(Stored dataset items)
## begin

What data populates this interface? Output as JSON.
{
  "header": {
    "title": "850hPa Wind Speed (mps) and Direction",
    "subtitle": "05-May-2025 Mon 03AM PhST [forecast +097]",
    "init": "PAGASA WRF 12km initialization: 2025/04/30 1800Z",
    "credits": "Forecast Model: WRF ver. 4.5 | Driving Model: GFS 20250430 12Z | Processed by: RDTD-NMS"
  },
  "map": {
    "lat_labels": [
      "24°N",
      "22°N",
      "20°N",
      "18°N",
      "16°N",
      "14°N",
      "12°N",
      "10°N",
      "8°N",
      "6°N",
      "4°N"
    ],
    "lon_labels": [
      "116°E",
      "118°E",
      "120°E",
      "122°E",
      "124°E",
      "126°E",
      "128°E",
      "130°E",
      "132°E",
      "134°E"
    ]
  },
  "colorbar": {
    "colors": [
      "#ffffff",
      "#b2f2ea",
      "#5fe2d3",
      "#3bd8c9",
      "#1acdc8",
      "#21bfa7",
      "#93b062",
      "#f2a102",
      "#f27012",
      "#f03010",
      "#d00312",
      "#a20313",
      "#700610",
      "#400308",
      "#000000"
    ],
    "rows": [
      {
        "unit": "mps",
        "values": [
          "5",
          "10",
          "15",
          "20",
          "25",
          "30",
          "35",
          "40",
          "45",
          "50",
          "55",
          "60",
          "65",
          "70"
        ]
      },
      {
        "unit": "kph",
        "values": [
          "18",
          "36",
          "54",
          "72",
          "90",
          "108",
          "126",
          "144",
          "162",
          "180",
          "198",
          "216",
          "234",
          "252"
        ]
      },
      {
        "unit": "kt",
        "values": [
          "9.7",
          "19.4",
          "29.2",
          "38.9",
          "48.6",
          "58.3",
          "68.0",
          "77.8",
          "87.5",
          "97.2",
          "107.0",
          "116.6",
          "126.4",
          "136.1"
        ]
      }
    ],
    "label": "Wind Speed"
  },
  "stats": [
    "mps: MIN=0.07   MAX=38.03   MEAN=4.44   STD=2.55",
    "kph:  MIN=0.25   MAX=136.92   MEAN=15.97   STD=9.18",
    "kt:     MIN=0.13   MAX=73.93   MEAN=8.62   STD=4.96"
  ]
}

## end

Directive: Collect each line above holding the string "Speed".

Exercise output:
    "title": "850hPa Wind Speed (mps) and Direction",
    "label": "Wind Speed"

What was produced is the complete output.